Copy out all lines that carry the word "this".
* Begin EXERCISE MATERIALS *
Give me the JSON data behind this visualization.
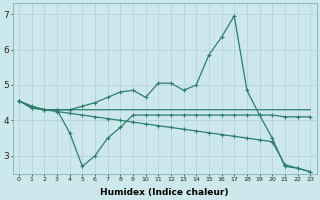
{
  "bg_color": "#cde8ec",
  "grid_color": "#b0d0d5",
  "line_color": "#2e7d6e",
  "xlabel": "Humidex (Indice chaleur)",
  "xlim": [
    -0.5,
    23.5
  ],
  "ylim": [
    2.5,
    7.3
  ],
  "yticks": [
    3,
    4,
    5,
    6,
    7
  ],
  "xticks": [
    0,
    1,
    2,
    3,
    4,
    5,
    6,
    7,
    8,
    9,
    10,
    11,
    12,
    13,
    14,
    15,
    16,
    17,
    18,
    19,
    20,
    21,
    22,
    23
  ],
  "line1_x": [
    0,
    1,
    2,
    3,
    4,
    5,
    6,
    7,
    8,
    9,
    10,
    11,
    12,
    13,
    14,
    15,
    16,
    17,
    18,
    19,
    20,
    21,
    22,
    23
  ],
  "line1_y": [
    4.55,
    4.35,
    4.3,
    4.3,
    4.3,
    4.4,
    4.5,
    4.65,
    4.8,
    4.85,
    4.65,
    5.05,
    5.05,
    4.85,
    5.0,
    5.85,
    6.35,
    6.95,
    4.85,
    4.15,
    4.15,
    4.1,
    4.1,
    4.1
  ],
  "line2_x": [
    0,
    1,
    2,
    3,
    4,
    5,
    6,
    7,
    8,
    9,
    10,
    11,
    12,
    13,
    14,
    15,
    16,
    17,
    18,
    19,
    20,
    21,
    22,
    23
  ],
  "line2_y": [
    4.55,
    4.35,
    4.3,
    4.3,
    3.65,
    2.7,
    3.0,
    3.5,
    3.8,
    4.15,
    4.15,
    4.15,
    4.15,
    4.15,
    4.15,
    4.15,
    4.15,
    4.15,
    4.15,
    4.15,
    3.5,
    2.7,
    2.65,
    2.55
  ],
  "line3_x": [
    0,
    1,
    2,
    3,
    4,
    5,
    6,
    7,
    8,
    9,
    10,
    11,
    12,
    13,
    14,
    15,
    16,
    17,
    18,
    19,
    20,
    21,
    22,
    23
  ],
  "line3_y": [
    4.55,
    4.4,
    4.3,
    4.25,
    4.2,
    4.15,
    4.1,
    4.05,
    4.0,
    3.95,
    3.9,
    3.85,
    3.8,
    3.75,
    3.7,
    3.65,
    3.6,
    3.55,
    3.5,
    3.45,
    3.4,
    2.75,
    2.65,
    2.55
  ],
  "line4_x": [
    0,
    1,
    2,
    3,
    4,
    5,
    6,
    7,
    8,
    9,
    10,
    11,
    12,
    13,
    14,
    15,
    16,
    17,
    18,
    19,
    20,
    21,
    22,
    23
  ],
  "line4_y": [
    4.55,
    4.4,
    4.3,
    4.3,
    4.3,
    4.3,
    4.3,
    4.3,
    4.3,
    4.3,
    4.3,
    4.3,
    4.3,
    4.3,
    4.3,
    4.3,
    4.3,
    4.3,
    4.3,
    4.3,
    4.3,
    4.3,
    4.3,
    4.3
  ]
}
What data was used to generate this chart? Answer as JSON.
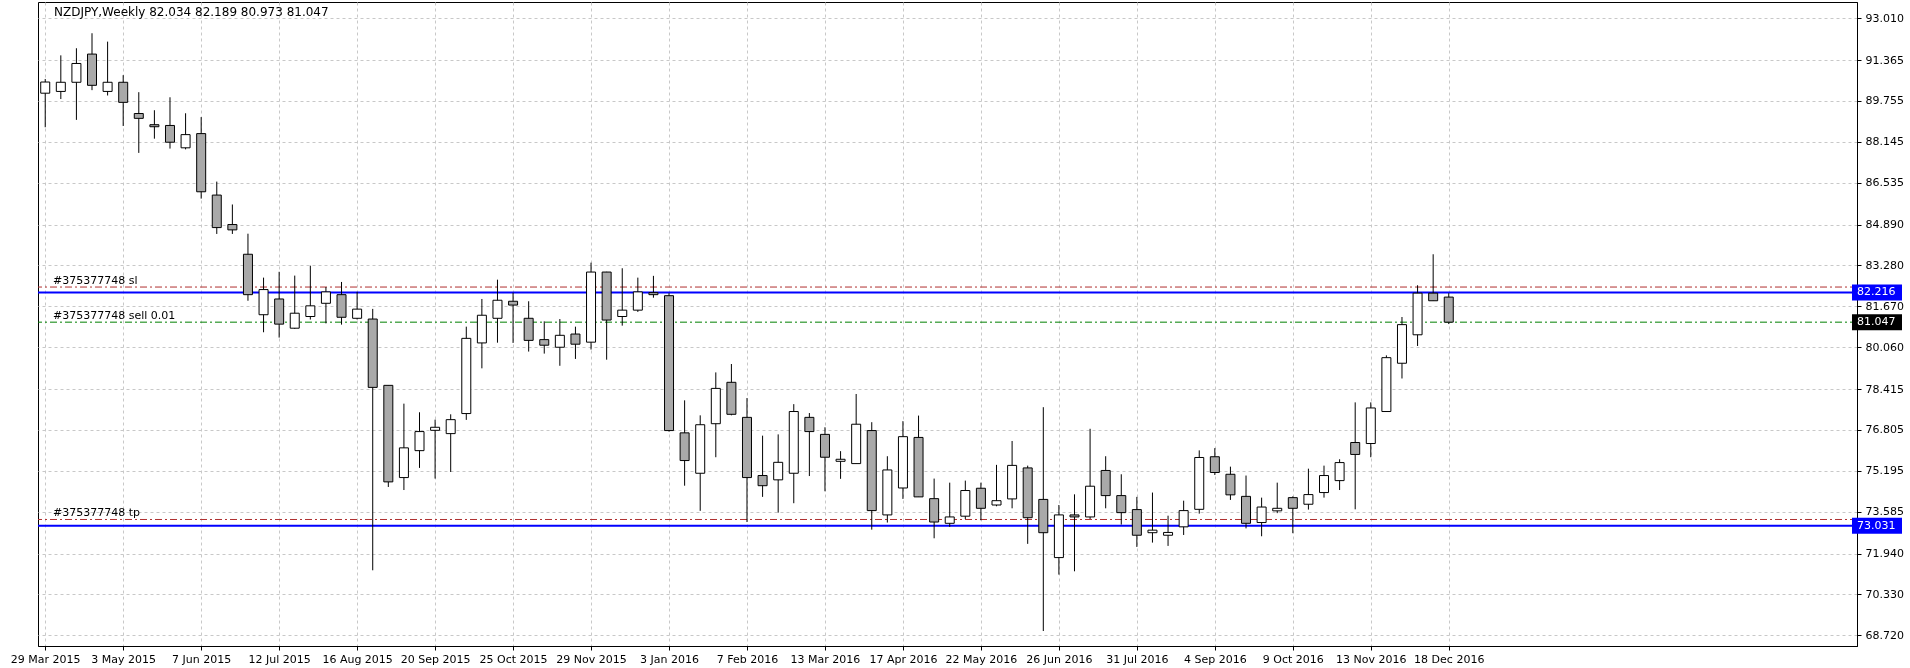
{
  "chart_data": {
    "type": "candlestick",
    "title": "NZDJPY,Weekly  82.034 82.189 80.973 81.047",
    "x": [
      "2015-03-29",
      "2015-04-05",
      "2015-04-12",
      "2015-04-19",
      "2015-04-26",
      "2015-05-03",
      "2015-05-10",
      "2015-05-17",
      "2015-05-24",
      "2015-05-31",
      "2015-06-07",
      "2015-06-14",
      "2015-06-21",
      "2015-06-28",
      "2015-07-05",
      "2015-07-12",
      "2015-07-19",
      "2015-07-26",
      "2015-08-02",
      "2015-08-09",
      "2015-08-16",
      "2015-08-23",
      "2015-08-30",
      "2015-09-06",
      "2015-09-13",
      "2015-09-20",
      "2015-09-27",
      "2015-10-04",
      "2015-10-11",
      "2015-10-18",
      "2015-10-25",
      "2015-11-01",
      "2015-11-08",
      "2015-11-15",
      "2015-11-22",
      "2015-11-29",
      "2015-12-06",
      "2015-12-13",
      "2015-12-20",
      "2015-12-27",
      "2016-01-03",
      "2016-01-10",
      "2016-01-17",
      "2016-01-24",
      "2016-01-31",
      "2016-02-07",
      "2016-02-14",
      "2016-02-21",
      "2016-02-28",
      "2016-03-06",
      "2016-03-13",
      "2016-03-20",
      "2016-03-27",
      "2016-04-03",
      "2016-04-10",
      "2016-04-17",
      "2016-04-24",
      "2016-05-01",
      "2016-05-08",
      "2016-05-15",
      "2016-05-22",
      "2016-05-29",
      "2016-06-05",
      "2016-06-12",
      "2016-06-19",
      "2016-06-26",
      "2016-07-03",
      "2016-07-10",
      "2016-07-17",
      "2016-07-24",
      "2016-07-31",
      "2016-08-07",
      "2016-08-14",
      "2016-08-21",
      "2016-08-28",
      "2016-09-04",
      "2016-09-11",
      "2016-09-18",
      "2016-09-25",
      "2016-10-02",
      "2016-10-09",
      "2016-10-16",
      "2016-10-23",
      "2016-10-30",
      "2016-11-06",
      "2016-11-13",
      "2016-11-20",
      "2016-11-27",
      "2016-12-04",
      "2016-12-11",
      "2016-12-18"
    ],
    "ohlc": [
      [
        90.06,
        90.62,
        88.72,
        90.5
      ],
      [
        90.13,
        91.55,
        89.83,
        90.49
      ],
      [
        90.49,
        91.83,
        89.01,
        91.23
      ],
      [
        91.6,
        92.42,
        90.18,
        90.37
      ],
      [
        90.13,
        92.09,
        89.97,
        90.49
      ],
      [
        90.49,
        90.77,
        88.77,
        89.7
      ],
      [
        89.26,
        90.1,
        87.71,
        89.07
      ],
      [
        88.82,
        89.39,
        88.27,
        88.74
      ],
      [
        88.79,
        89.9,
        87.88,
        88.13
      ],
      [
        87.91,
        89.27,
        87.85,
        88.43
      ],
      [
        88.47,
        89.12,
        85.91,
        86.18
      ],
      [
        86.05,
        86.58,
        84.52,
        84.77
      ],
      [
        84.89,
        85.68,
        84.52,
        84.68
      ],
      [
        83.72,
        84.53,
        81.89,
        82.13
      ],
      [
        81.34,
        82.8,
        80.65,
        82.33
      ],
      [
        81.96,
        83.03,
        80.44,
        80.97
      ],
      [
        80.81,
        82.88,
        80.78,
        81.4
      ],
      [
        81.27,
        83.27,
        81.15,
        81.69
      ],
      [
        81.79,
        82.43,
        81.0,
        82.24
      ],
      [
        82.13,
        82.63,
        80.95,
        81.24
      ],
      [
        81.2,
        82.24,
        81.15,
        81.56
      ],
      [
        81.17,
        81.57,
        71.28,
        78.48
      ],
      [
        78.56,
        78.56,
        74.56,
        74.76
      ],
      [
        74.93,
        77.84,
        74.44,
        76.1
      ],
      [
        75.99,
        77.5,
        75.31,
        76.74
      ],
      [
        76.79,
        77.21,
        74.89,
        76.91
      ],
      [
        76.66,
        77.42,
        75.15,
        77.21
      ],
      [
        77.45,
        80.87,
        77.2,
        80.41
      ],
      [
        80.23,
        81.96,
        79.23,
        81.32
      ],
      [
        81.2,
        82.72,
        80.24,
        81.91
      ],
      [
        81.87,
        82.21,
        80.23,
        81.72
      ],
      [
        81.2,
        81.87,
        79.89,
        80.33
      ],
      [
        80.36,
        81.08,
        79.81,
        80.14
      ],
      [
        80.06,
        81.17,
        79.33,
        80.53
      ],
      [
        80.58,
        80.87,
        79.6,
        80.18
      ],
      [
        80.26,
        83.39,
        79.97,
        83.02
      ],
      [
        83.02,
        83.03,
        79.57,
        81.13
      ],
      [
        81.27,
        83.17,
        80.91,
        81.52
      ],
      [
        81.52,
        82.8,
        81.45,
        82.24
      ],
      [
        82.21,
        82.87,
        82.01,
        82.13
      ],
      [
        82.09,
        82.19,
        76.74,
        76.78
      ],
      [
        76.69,
        77.97,
        74.61,
        75.6
      ],
      [
        75.1,
        77.38,
        73.62,
        77.01
      ],
      [
        77.05,
        79.07,
        75.73,
        78.44
      ],
      [
        78.68,
        79.4,
        77.38,
        77.42
      ],
      [
        77.3,
        78.06,
        73.18,
        74.93
      ],
      [
        75.01,
        76.58,
        74.17,
        74.61
      ],
      [
        74.84,
        76.63,
        73.55,
        75.53
      ],
      [
        75.1,
        77.82,
        73.92,
        77.53
      ],
      [
        77.3,
        77.47,
        74.99,
        76.74
      ],
      [
        76.63,
        76.91,
        74.39,
        75.73
      ],
      [
        75.57,
        75.97,
        74.88,
        75.65
      ],
      [
        75.48,
        78.22,
        75.48,
        77.03
      ],
      [
        76.78,
        77.11,
        72.88,
        73.63
      ],
      [
        73.46,
        75.77,
        73.16,
        75.23
      ],
      [
        74.52,
        77.15,
        74.09,
        76.54
      ],
      [
        76.51,
        77.37,
        74.17,
        74.17
      ],
      [
        74.1,
        74.89,
        72.54,
        73.18
      ],
      [
        73.13,
        74.73,
        72.99,
        73.38
      ],
      [
        73.41,
        74.81,
        73.3,
        74.42
      ],
      [
        74.51,
        74.73,
        73.25,
        73.72
      ],
      [
        73.85,
        75.43,
        73.8,
        74.02
      ],
      [
        74.09,
        76.37,
        73.72,
        75.41
      ],
      [
        75.31,
        75.4,
        72.32,
        73.35
      ],
      [
        74.07,
        77.7,
        68.89,
        72.76
      ],
      [
        71.78,
        73.85,
        71.11,
        73.46
      ],
      [
        73.46,
        74.27,
        71.24,
        73.38
      ],
      [
        73.38,
        76.85,
        73.3,
        74.59
      ],
      [
        75.21,
        75.77,
        73.72,
        74.22
      ],
      [
        74.22,
        75.06,
        73.08,
        73.55
      ],
      [
        73.67,
        74.17,
        72.2,
        72.66
      ],
      [
        72.76,
        74.34,
        72.37,
        72.86
      ],
      [
        72.66,
        73.43,
        72.24,
        72.77
      ],
      [
        72.99,
        74.02,
        72.67,
        73.63
      ],
      [
        73.68,
        76.0,
        73.51,
        75.72
      ],
      [
        75.75,
        76.09,
        75.03,
        75.13
      ],
      [
        75.06,
        75.36,
        74.05,
        74.25
      ],
      [
        74.19,
        75.01,
        72.93,
        73.13
      ],
      [
        73.16,
        74.14,
        72.62,
        73.77
      ],
      [
        73.62,
        74.73,
        73.53,
        73.72
      ],
      [
        74.14,
        74.19,
        72.74,
        73.72
      ],
      [
        73.88,
        75.28,
        73.67,
        74.26
      ],
      [
        74.34,
        75.4,
        74.14,
        75.01
      ],
      [
        74.81,
        75.65,
        74.44,
        75.52
      ],
      [
        76.31,
        77.89,
        73.68,
        75.84
      ],
      [
        76.27,
        77.89,
        75.73,
        77.67
      ],
      [
        77.53,
        79.74,
        77.53,
        79.65
      ],
      [
        79.43,
        81.25,
        78.83,
        80.95
      ],
      [
        80.55,
        82.5,
        80.11,
        82.19
      ],
      [
        82.19,
        83.72,
        81.89,
        81.89
      ],
      [
        82.034,
        82.189,
        80.973,
        81.047
      ]
    ],
    "xlim": [
      "2015-03-28",
      "2017-06-17"
    ],
    "xticks": [
      {
        "value": "2015-03-29",
        "label": "29 Mar 2015"
      },
      {
        "value": "2015-05-03",
        "label": "3 May 2015"
      },
      {
        "value": "2015-06-07",
        "label": "7 Jun 2015"
      },
      {
        "value": "2015-07-12",
        "label": "12 Jul 2015"
      },
      {
        "value": "2015-08-16",
        "label": "16 Aug 2015"
      },
      {
        "value": "2015-09-20",
        "label": "20 Sep 2015"
      },
      {
        "value": "2015-10-25",
        "label": "25 Oct 2015"
      },
      {
        "value": "2015-11-29",
        "label": "29 Nov 2015"
      },
      {
        "value": "2016-01-03",
        "label": "3 Jan 2016"
      },
      {
        "value": "2016-02-07",
        "label": "7 Feb 2016"
      },
      {
        "value": "2016-03-13",
        "label": "13 Mar 2016"
      },
      {
        "value": "2016-04-17",
        "label": "17 Apr 2016"
      },
      {
        "value": "2016-05-22",
        "label": "22 May 2016"
      },
      {
        "value": "2016-06-26",
        "label": "26 Jun 2016"
      },
      {
        "value": "2016-07-31",
        "label": "31 Jul 2016"
      },
      {
        "value": "2016-09-04",
        "label": "4 Sep 2016"
      },
      {
        "value": "2016-10-09",
        "label": "9 Oct 2016"
      },
      {
        "value": "2016-11-13",
        "label": "13 Nov 2016"
      },
      {
        "value": "2016-12-18",
        "label": "18 Dec 2016"
      }
    ],
    "ylim": [
      68.3,
      93.65
    ],
    "yticks": [
      {
        "value": 93.01,
        "label": "93.010"
      },
      {
        "value": 91.365,
        "label": "91.365"
      },
      {
        "value": 89.755,
        "label": "89.755"
      },
      {
        "value": 88.145,
        "label": "88.145"
      },
      {
        "value": 86.535,
        "label": "86.535"
      },
      {
        "value": 84.89,
        "label": "84.890"
      },
      {
        "value": 83.28,
        "label": "83.280"
      },
      {
        "value": 81.67,
        "label": "81.670"
      },
      {
        "value": 80.06,
        "label": "80.060"
      },
      {
        "value": 78.415,
        "label": "78.415"
      },
      {
        "value": 76.805,
        "label": "76.805"
      },
      {
        "value": 75.195,
        "label": "75.195"
      },
      {
        "value": 73.585,
        "label": "73.585"
      },
      {
        "value": 71.94,
        "label": "71.940"
      },
      {
        "value": 70.33,
        "label": "70.330"
      },
      {
        "value": 68.72,
        "label": "68.720"
      }
    ],
    "ref_lines": [
      {
        "axis": "y",
        "value": 82.43,
        "label": "#375377748 sl",
        "color": "#b03030",
        "line_style": "dashed"
      },
      {
        "axis": "y",
        "value": 82.216,
        "label": "82.216",
        "color": "#0000ff",
        "line_style": "solid"
      },
      {
        "axis": "y",
        "value": 81.047,
        "label": "#375377748 sell 0.01",
        "color": "#008000",
        "line_style": "dashed"
      },
      {
        "axis": "y",
        "value": 73.28,
        "label": "#375377748 tp",
        "color": "#b03030",
        "line_style": "dashed"
      },
      {
        "axis": "y",
        "value": 73.031,
        "label": "73.031",
        "color": "#0000ff",
        "line_style": "solid"
      }
    ],
    "annotations": [
      "81.047"
    ],
    "grid": true
  }
}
* End EXERCISE MATERIALS *
ANSWER TO THE TASK —
Give me the JSON data behind this visualization.
What data was used to generate this chart? Answer as JSON.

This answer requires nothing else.